### Task objective
In the records below, copy out the lines verbatim, starting with the line containing "sub-bullet-text: Uniform distribution" and ending with the line containing "square-bullet-icon: [142, 340, 164, 362]", both included.

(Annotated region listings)
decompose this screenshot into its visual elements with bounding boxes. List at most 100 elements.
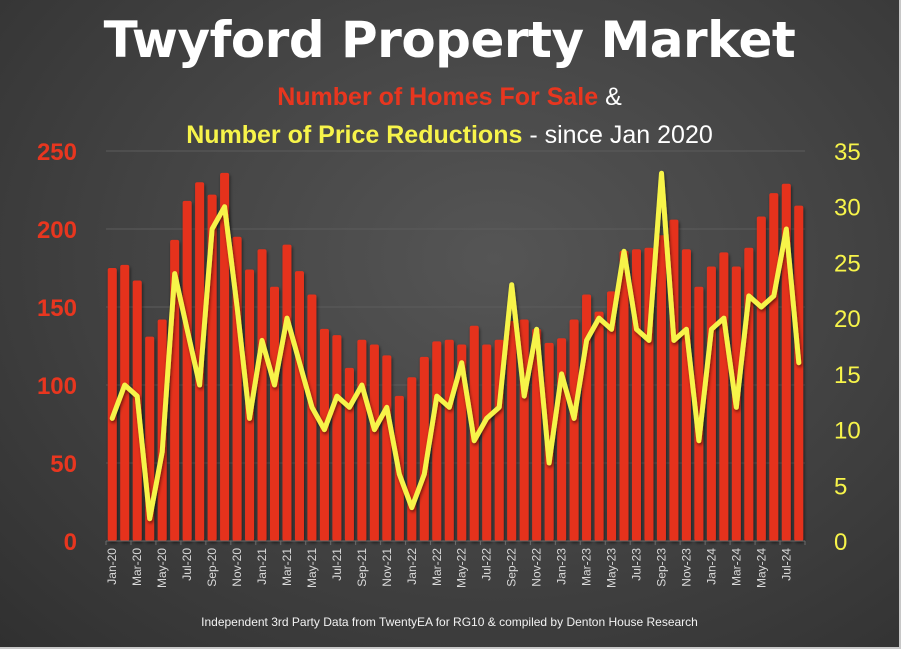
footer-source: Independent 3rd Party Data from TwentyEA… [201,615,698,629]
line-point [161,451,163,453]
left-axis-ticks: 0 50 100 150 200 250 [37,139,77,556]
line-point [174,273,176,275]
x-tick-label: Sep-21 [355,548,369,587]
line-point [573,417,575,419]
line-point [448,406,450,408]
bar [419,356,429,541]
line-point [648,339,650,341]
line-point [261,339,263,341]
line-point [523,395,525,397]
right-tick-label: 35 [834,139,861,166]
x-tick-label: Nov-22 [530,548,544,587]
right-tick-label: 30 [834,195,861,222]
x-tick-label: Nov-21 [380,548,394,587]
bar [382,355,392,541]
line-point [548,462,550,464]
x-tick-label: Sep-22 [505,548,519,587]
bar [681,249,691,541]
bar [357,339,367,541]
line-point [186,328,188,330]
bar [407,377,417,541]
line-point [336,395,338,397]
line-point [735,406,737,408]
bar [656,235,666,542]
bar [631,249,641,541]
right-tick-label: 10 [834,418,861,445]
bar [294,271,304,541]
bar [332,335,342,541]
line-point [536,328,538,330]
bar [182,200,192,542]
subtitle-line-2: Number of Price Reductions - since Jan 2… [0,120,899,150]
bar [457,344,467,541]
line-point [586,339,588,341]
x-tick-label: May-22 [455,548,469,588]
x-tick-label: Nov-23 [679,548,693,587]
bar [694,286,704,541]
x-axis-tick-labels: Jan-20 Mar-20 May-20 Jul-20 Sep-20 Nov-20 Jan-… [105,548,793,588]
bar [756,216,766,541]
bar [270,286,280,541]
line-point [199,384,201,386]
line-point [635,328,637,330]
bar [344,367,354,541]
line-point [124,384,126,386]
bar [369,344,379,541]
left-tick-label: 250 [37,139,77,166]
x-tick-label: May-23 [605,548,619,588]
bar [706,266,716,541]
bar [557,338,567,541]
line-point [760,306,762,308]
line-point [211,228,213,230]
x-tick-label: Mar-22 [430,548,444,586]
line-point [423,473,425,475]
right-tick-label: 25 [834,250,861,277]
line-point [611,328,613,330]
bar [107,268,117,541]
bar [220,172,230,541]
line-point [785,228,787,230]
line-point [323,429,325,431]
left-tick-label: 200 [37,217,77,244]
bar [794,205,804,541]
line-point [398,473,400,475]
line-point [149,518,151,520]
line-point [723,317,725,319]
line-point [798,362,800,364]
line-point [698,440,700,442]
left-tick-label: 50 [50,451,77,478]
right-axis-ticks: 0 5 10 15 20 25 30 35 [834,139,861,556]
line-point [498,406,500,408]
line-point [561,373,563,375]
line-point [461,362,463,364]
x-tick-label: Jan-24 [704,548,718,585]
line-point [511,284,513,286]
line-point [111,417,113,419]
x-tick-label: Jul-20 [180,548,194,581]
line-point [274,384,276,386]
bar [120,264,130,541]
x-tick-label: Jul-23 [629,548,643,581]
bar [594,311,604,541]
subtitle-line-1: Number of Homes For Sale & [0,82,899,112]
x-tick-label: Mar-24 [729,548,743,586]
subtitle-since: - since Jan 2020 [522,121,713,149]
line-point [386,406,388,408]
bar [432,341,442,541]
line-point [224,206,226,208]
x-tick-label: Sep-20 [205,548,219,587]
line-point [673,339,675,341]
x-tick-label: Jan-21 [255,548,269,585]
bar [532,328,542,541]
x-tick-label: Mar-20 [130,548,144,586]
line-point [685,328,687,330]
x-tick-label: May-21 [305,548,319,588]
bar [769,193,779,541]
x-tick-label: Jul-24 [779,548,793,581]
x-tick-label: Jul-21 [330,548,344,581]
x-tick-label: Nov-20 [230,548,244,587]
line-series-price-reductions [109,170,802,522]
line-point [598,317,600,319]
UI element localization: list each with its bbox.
---
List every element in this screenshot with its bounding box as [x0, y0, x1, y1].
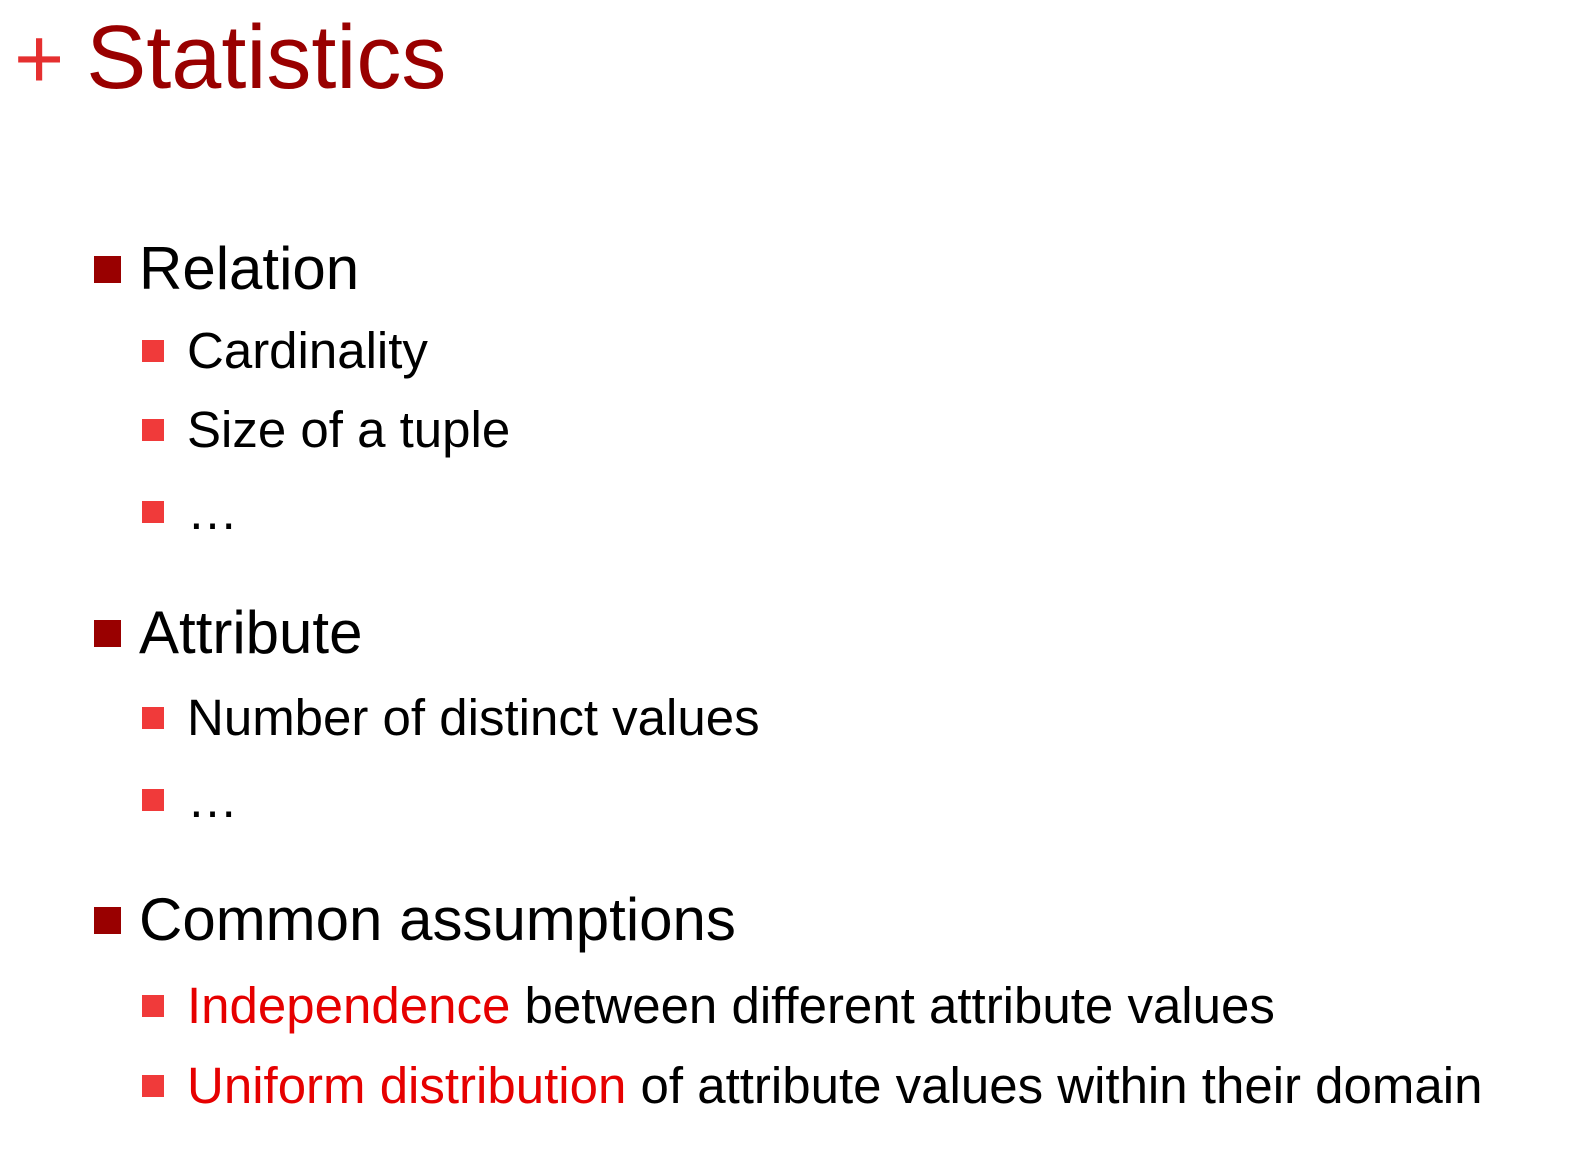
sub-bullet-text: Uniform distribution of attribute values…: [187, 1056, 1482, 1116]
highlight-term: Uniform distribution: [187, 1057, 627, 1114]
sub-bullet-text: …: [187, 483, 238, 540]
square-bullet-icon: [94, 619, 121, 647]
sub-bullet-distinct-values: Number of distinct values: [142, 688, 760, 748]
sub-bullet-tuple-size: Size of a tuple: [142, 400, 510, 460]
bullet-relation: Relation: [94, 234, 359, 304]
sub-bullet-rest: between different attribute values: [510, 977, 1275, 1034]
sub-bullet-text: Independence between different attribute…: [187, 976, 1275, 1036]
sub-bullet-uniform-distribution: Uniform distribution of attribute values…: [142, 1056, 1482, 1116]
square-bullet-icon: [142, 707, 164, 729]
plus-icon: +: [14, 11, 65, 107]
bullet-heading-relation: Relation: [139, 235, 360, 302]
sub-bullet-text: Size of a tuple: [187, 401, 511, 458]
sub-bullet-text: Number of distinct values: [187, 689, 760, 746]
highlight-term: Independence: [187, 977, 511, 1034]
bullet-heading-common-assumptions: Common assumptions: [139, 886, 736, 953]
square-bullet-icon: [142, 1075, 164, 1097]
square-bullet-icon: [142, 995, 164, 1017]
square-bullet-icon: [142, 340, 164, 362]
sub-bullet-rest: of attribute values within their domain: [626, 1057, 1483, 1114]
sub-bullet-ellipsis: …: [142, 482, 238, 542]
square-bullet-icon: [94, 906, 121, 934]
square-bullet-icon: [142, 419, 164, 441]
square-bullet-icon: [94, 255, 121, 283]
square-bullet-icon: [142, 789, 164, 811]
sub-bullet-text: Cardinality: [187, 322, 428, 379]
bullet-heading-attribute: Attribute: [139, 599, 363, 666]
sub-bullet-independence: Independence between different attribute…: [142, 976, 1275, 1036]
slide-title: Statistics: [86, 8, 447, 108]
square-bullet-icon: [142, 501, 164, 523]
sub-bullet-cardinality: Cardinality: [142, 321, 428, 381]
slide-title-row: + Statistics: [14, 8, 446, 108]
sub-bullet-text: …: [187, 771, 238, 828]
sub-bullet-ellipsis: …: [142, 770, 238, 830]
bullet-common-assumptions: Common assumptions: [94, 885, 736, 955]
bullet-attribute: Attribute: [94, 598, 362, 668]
...
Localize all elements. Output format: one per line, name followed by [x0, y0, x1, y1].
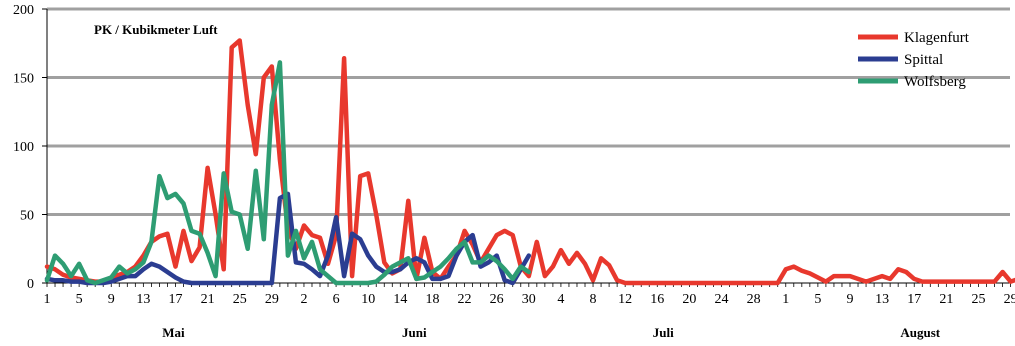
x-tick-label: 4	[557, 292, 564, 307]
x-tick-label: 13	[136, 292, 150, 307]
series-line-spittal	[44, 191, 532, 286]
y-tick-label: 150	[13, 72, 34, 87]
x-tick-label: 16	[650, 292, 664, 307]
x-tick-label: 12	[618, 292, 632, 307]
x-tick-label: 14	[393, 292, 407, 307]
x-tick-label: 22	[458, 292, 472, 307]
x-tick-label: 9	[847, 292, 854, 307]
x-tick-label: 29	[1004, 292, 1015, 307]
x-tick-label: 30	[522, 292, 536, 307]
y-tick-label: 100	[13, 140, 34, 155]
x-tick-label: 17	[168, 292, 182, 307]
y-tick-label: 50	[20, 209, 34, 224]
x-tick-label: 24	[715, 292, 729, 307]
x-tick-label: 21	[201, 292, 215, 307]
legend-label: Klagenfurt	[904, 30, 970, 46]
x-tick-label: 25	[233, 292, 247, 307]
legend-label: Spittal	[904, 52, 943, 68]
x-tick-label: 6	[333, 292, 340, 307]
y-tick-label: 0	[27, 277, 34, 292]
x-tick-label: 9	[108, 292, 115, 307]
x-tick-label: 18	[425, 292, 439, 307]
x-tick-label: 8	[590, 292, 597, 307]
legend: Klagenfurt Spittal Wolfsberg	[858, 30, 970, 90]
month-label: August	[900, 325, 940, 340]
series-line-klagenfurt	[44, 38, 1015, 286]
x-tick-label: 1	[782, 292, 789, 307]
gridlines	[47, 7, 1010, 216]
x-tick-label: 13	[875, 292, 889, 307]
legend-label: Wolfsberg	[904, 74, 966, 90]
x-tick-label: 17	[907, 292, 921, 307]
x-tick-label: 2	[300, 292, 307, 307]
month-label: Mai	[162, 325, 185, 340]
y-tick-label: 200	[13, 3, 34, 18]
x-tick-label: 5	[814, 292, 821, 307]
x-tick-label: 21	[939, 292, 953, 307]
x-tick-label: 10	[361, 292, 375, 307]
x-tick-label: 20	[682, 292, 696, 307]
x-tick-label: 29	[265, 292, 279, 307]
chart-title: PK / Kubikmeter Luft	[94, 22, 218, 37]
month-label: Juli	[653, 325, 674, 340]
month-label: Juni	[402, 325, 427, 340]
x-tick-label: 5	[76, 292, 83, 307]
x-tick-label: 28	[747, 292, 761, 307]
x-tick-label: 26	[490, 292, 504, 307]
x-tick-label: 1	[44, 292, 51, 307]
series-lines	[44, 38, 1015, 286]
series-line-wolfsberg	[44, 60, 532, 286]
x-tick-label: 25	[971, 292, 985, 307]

### Answer
sub-bullet-text: Uniform distribution of attribute values…: [187, 1056, 1482, 1116]
highlight-term: Uniform distribution: [187, 1057, 627, 1114]
sub-bullet-text: …: [187, 483, 238, 540]
square-bullet-icon: [94, 619, 121, 647]
sub-bullet-distinct-values: Number of distinct values: [142, 688, 760, 748]
sub-bullet-tuple-size: Size of a tuple: [142, 400, 510, 460]
bullet-relation: Relation: [94, 234, 359, 304]
sub-bullet-rest: between different attribute values: [510, 977, 1275, 1034]
sub-bullet-text: Independence between different attribute…: [187, 976, 1275, 1036]
sub-bullet-uniform-distribution: Uniform distribution of attribute values…: [142, 1056, 1482, 1116]
square-bullet-icon: [142, 707, 164, 729]
plus-icon: +: [14, 11, 65, 107]
bullet-heading-relation: Relation: [139, 235, 360, 302]
sub-bullet-text: Size of a tuple: [187, 401, 511, 458]
sub-bullet-text: Number of distinct values: [187, 689, 760, 746]
highlight-term: Independence: [187, 977, 511, 1034]
bullet-heading-common-assumptions: Common assumptions: [139, 886, 736, 953]
square-bullet-icon: [142, 1075, 164, 1097]
square-bullet-icon: [142, 995, 164, 1017]
square-bullet-icon: [142, 340, 164, 362]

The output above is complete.